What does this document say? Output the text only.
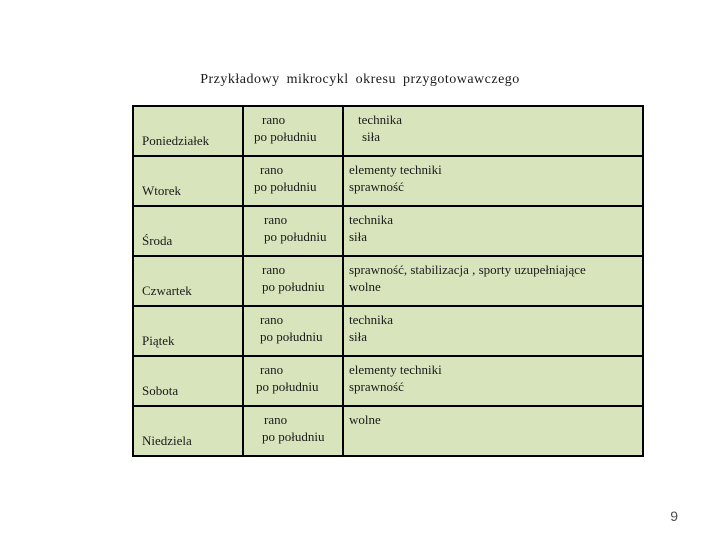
Przykładowy mikrocykl okresu przygotowawczego
Poniedziałek
rano
po południu
technika
siła
Wtorek
rano
po południu
elementy techniki
sprawność
Środa
rano
po południu
technika
siła
Czwartek
rano
po południu
sprawność, stabilizacja , sporty uzupełniające
wolne
Piątek
rano
po południu
technika
siła
Sobota
rano
po południu
elementy techniki
sprawność
Niedziela
rano
po południu
wolne
9
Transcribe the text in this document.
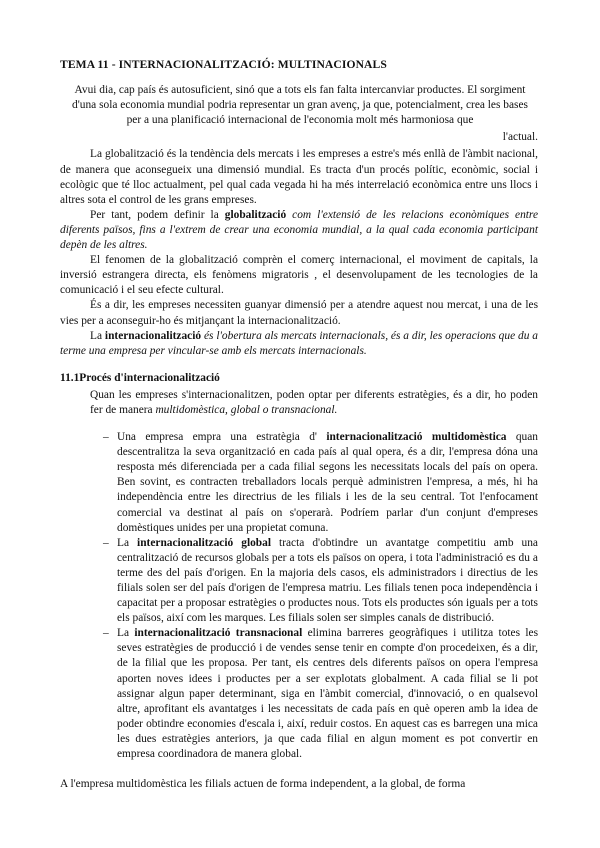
TEMA 11 - INTERNACIONALITZACIÓ: MULTINACIONALS

Avui dia, cap país és autosuficient, sinó que a tots els fan falta intercanviar productes. El sorgiment d'una sola economia mundial podria representar un gran avenç, ja que, potencialment, crea les bases per a una planificació internacional de l'economia molt més harmoniosa que

l'actual.

La globalització és la tendència dels mercats i les empreses a estre's més enllà de l'àmbit nacional, de manera que aconsegueix una dimensió mundial. Es tracta d'un procés polític, econòmic, social i ecològic que té lloc actualment, pel qual cada vegada hi ha més interrelació econòmica entre uns llocs i altres sota el control de les grans empreses.

Per tant, podem definir la globalització com l'extensió de les relacions econòmiques entre diferents països, fins a l'extrem de crear una economia mundial, a la qual cada economia participant depèn de les altres.

El fenomen de la globalització comprèn el comerç internacional, el moviment de capitals, la inversió estrangera directa, els fenòmens migratoris , el desenvolupament de les tecnologies de la comunicació i el seu efecte cultural.

És a dir, les empreses necessiten guanyar dimensió per a atendre aquest nou mercat, i una de les vies per a aconseguir-ho és mitjançant la internacionalització.

La internacionalització és l'obertura als mercats internacionals, és a dir, les operacions que du a terme una empresa per vincular-se amb els mercats internacionals.

11.1Procés d'internacionalització

Quan les empreses s'internacionalitzen, poden optar per diferents estratègies, és a dir, ho poden fer de manera multidomèstica, global o transnacional.

– Una empresa empra una estratègia d' internacionalització multidomèstica quan descentralitza la seva organització en cada país al qual opera, és a dir, l'empresa dóna una resposta més diferenciada per a cada filial segons les necessitats locals del país on opera. Ben sovint, es contracten treballadors locals perquè administren l'empresa, a més, hi ha independència entre les directrius de les filials i les de la seu central. Tot l'enfocament comercial va destinat al país on s'operarà. Podríem parlar d'un conjunt d'empreses domèstiques unides per una propietat comuna.
– La internacionalització global tracta d'obtindre un avantatge competitiu amb una centralització de recursos globals per a tots els països on opera, i tota l'administració es du a terme des del país d'origen. En la majoria dels casos, els administradors i directius de les filials solen ser del país d'origen de l'empresa matriu. Les filials tenen poca independència i capacitat per a proposar estratègies o productes nous. Tots els productes són iguals per a tots els països, així com les marques. Les filials solen ser simples canals de distribució.
– La internacionalització transnacional elimina barreres geogràfiques i utilitza totes les seves estratègies de producció i de vendes sense tenir en compte d'on procedeixen, és a dir, de la filial que les proposa. Per tant, els centres dels diferents països on opera l'empresa aporten noves idees i productes per a ser explotats globalment. A cada filial se li pot assignar algun paper determinant, siga en l'àmbit comercial, d'innovació, o en qualsevol altre, aprofitant els avantatges i les necessitats de cada país en què operen amb la idea de poder obtindre economies d'escala i, així, reduir costos. En aquest cas es barregen una mica les dues estratègies anteriors, ja que cada filial en algun moment es pot convertir en empresa coordinadora de manera global.

A l'empresa multidomèstica les filials actuen de forma independent, a la global, de forma
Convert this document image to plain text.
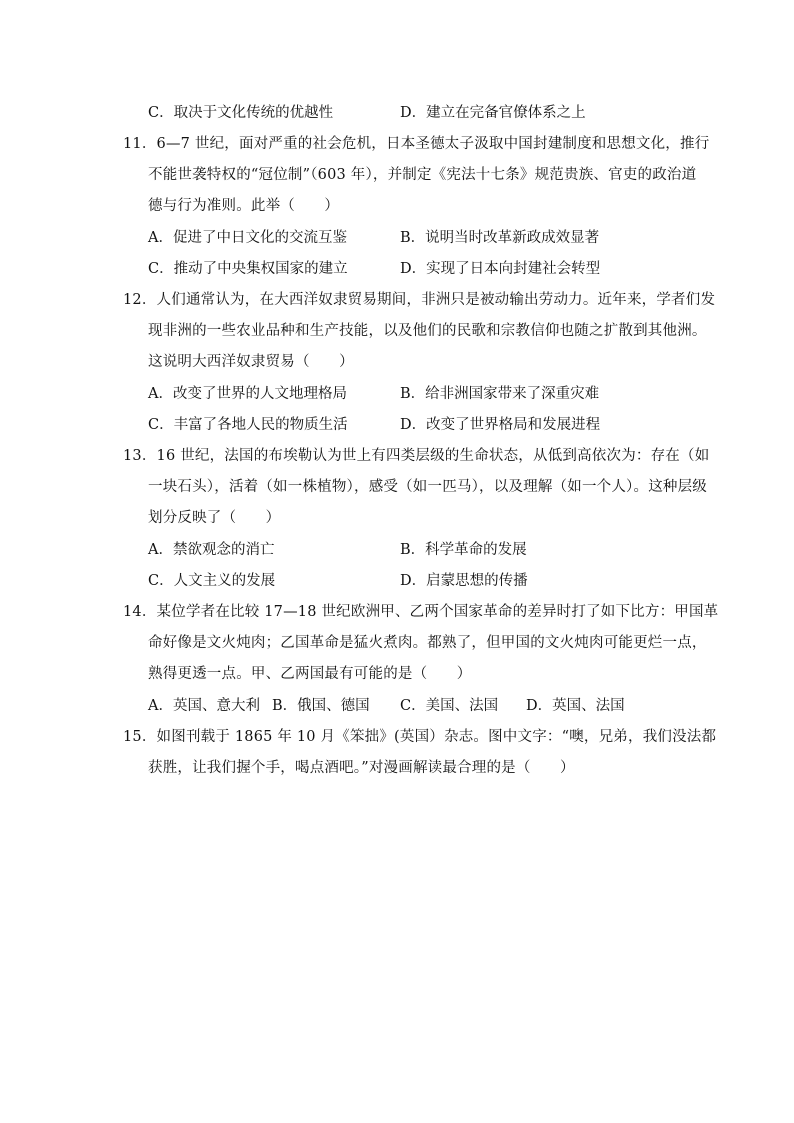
C．取决于文化传统的优越性	D．建立在完备官僚体系之上
11．6—7 世纪，面对严重的社会危机，日本圣德太子汲取中国封建制度和思想文化，推行
不能世袭特权的“冠位制”（603 年），并制定《宪法十七条》规范贵族、官吏的政治道
德与行为准则。此举（　　）
A．促进了中日文化的交流互鉴	B．说明当时改革新政成效显著
C．推动了中央集权国家的建立	D．实现了日本向封建社会转型
12．人们通常认为，在大西洋奴隶贸易期间，非洲只是被动输出劳动力。近年来，学者们发
现非洲的一些农业品种和生产技能，以及他们的民歌和宗教信仰也随之扩散到其他洲。
这说明大西洋奴隶贸易（　　）
A．改变了世界的人文地理格局	B．给非洲国家带来了深重灾难
C．丰富了各地人民的物质生活	D．改变了世界格局和发展进程
13．16 世纪，法国的布埃勒认为世上有四类层级的生命状态，从低到高依次为：存在（如
一块石头），活着（如一株植物），感受（如一匹马），以及理解（如一个人）。这种层级
划分反映了（　　）
A．禁欲观念的消亡	B．科学革命的发展
C．人文主义的发展	D．启蒙思想的传播
14．某位学者在比较 17—18 世纪欧洲甲、乙两个国家革命的差异时打了如下比方：甲国革
命好像是文火炖肉；乙国革命是猛火煮肉。都熟了，但甲国的文火炖肉可能更烂一点，
熟得更透一点。甲、乙两国最有可能的是（　　）
A．英国、意大利 B．俄国、德国 C．美国、法国 D．英国、法国
15．如图刊载于 1865 年 10 月《笨拙》(英国）杂志。图中文字：“噢，兄弟，我们没法都
获胜，让我们握个手，喝点酒吧。”对漫画解读最合理的是（　　）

——————————

What to work on: Skip the pictures and transcribe the rest of the records exactly.

Exercise solution:
What does this document say? Output the text only.
Przykładowy mikrocykl okresu przygotowawczego
Poniedziałek
rano
po południu
technika
siła
Wtorek
rano
po południu
elementy techniki
sprawność
Środa
rano
po południu
technika
siła
Czwartek
rano
po południu
sprawność, stabilizacja , sporty uzupełniające
wolne
Piątek
rano
po południu
technika
siła
Sobota
rano
po południu
elementy techniki
sprawność
Niedziela
rano
po południu
wolne
9
Transcribe the text in this document.
TEMA 11 - INTERNACIONALITZACIÓ: MULTINACIONALS

Avui dia, cap país és autosuficient, sinó que a tots els fan falta intercanviar productes. El sorgiment d'una sola economia mundial podria representar un gran avenç, ja que, potencialment, crea les bases per a una planificació internacional de l'economia molt més harmoniosa que

l'actual.

La globalització és la tendència dels mercats i les empreses a estre's més enllà de l'àmbit nacional, de manera que aconsegueix una dimensió mundial. Es tracta d'un procés polític, econòmic, social i ecològic que té lloc actualment, pel qual cada vegada hi ha més interrelació econòmica entre uns llocs i altres sota el control de les grans empreses.

Per tant, podem definir la globalització com l'extensió de les relacions econòmiques entre diferents països, fins a l'extrem de crear una economia mundial, a la qual cada economia participant depèn de les altres.

El fenomen de la globalització comprèn el comerç internacional, el moviment de capitals, la inversió estrangera directa, els fenòmens migratoris , el desenvolupament de les tecnologies de la comunicació i el seu efecte cultural.

És a dir, les empreses necessiten guanyar dimensió per a atendre aquest nou mercat, i una de les vies per a aconseguir-ho és mitjançant la internacionalització.

La internacionalització és l'obertura als mercats internacionals, és a dir, les operacions que du a terme una empresa per vincular-se amb els mercats internacionals.

11.1Procés d'internacionalització

Quan les empreses s'internacionalitzen, poden optar per diferents estratègies, és a dir, ho poden fer de manera multidomèstica, global o transnacional.

– Una empresa empra una estratègia d' internacionalització multidomèstica quan descentralitza la seva organització en cada país al qual opera, és a dir, l'empresa dóna una resposta més diferenciada per a cada filial segons les necessitats locals del país on opera. Ben sovint, es contracten treballadors locals perquè administren l'empresa, a més, hi ha independència entre les directrius de les filials i les de la seu central. Tot l'enfocament comercial va destinat al país on s'operarà. Podríem parlar d'un conjunt d'empreses domèstiques unides per una propietat comuna.
– La internacionalització global tracta d'obtindre un avantatge competitiu amb una centralització de recursos globals per a tots els països on opera, i tota l'administració es du a terme des del país d'origen. En la majoria dels casos, els administradors i directius de les filials solen ser del país d'origen de l'empresa matriu. Les filials tenen poca independència i capacitat per a proposar estratègies o productes nous. Tots els productes són iguals per a tots els països, així com les marques. Les filials solen ser simples canals de distribució.
– La internacionalització transnacional elimina barreres geogràfiques i utilitza totes les seves estratègies de producció i de vendes sense tenir en compte d'on procedeixen, és a dir, de la filial que les proposa. Per tant, els centres dels diferents països on opera l'empresa aporten noves idees i productes per a ser explotats globalment. A cada filial se li pot assignar algun paper determinant, siga en l'àmbit comercial, d'innovació, o en qualsevol altre, aprofitant els avantatges i les necessitats de cada país en què operen amb la idea de poder obtindre economies d'escala i, així, reduir costos. En aquest cas es barregen una mica les dues estratègies anteriors, ja que cada filial en algun moment es pot convertir en empresa coordinadora de manera global.

A l'empresa multidomèstica les filials actuen de forma independent, a la global, de forma
Convert this document image to plain text.
C．取决于文化传统的优越性	D．建立在完备官僚体系之上
11．6—7 世纪，面对严重的社会危机，日本圣德太子汲取中国封建制度和思想文化，推行
不能世袭特权的“冠位制”（603 年），并制定《宪法十七条》规范贵族、官吏的政治道
德与行为准则。此举（　　）
A．促进了中日文化的交流互鉴	B．说明当时改革新政成效显著
C．推动了中央集权国家的建立	D．实现了日本向封建社会转型
12．人们通常认为，在大西洋奴隶贸易期间，非洲只是被动输出劳动力。近年来，学者们发
现非洲的一些农业品种和生产技能，以及他们的民歌和宗教信仰也随之扩散到其他洲。
这说明大西洋奴隶贸易（　　）
A．改变了世界的人文地理格局	B．给非洲国家带来了深重灾难
C．丰富了各地人民的物质生活	D．改变了世界格局和发展进程
13．16 世纪，法国的布埃勒认为世上有四类层级的生命状态，从低到高依次为：存在（如
一块石头），活着（如一株植物），感受（如一匹马），以及理解（如一个人）。这种层级
划分反映了（　　）
A．禁欲观念的消亡	B．科学革命的发展
C．人文主义的发展	D．启蒙思想的传播
14．某位学者在比较 17—18 世纪欧洲甲、乙两个国家革命的差异时打了如下比方：甲国革
命好像是文火炖肉；乙国革命是猛火煮肉。都熟了，但甲国的文火炖肉可能更烂一点，
熟得更透一点。甲、乙两国最有可能的是（　　）
A．英国、意大利 B．俄国、德国 C．美国、法国 D．英国、法国
15．如图刊载于 1865 年 10 月《笨拙》(英国）杂志。图中文字：“噢，兄弟，我们没法都
获胜，让我们握个手，喝点酒吧。”对漫画解读最合理的是（　　）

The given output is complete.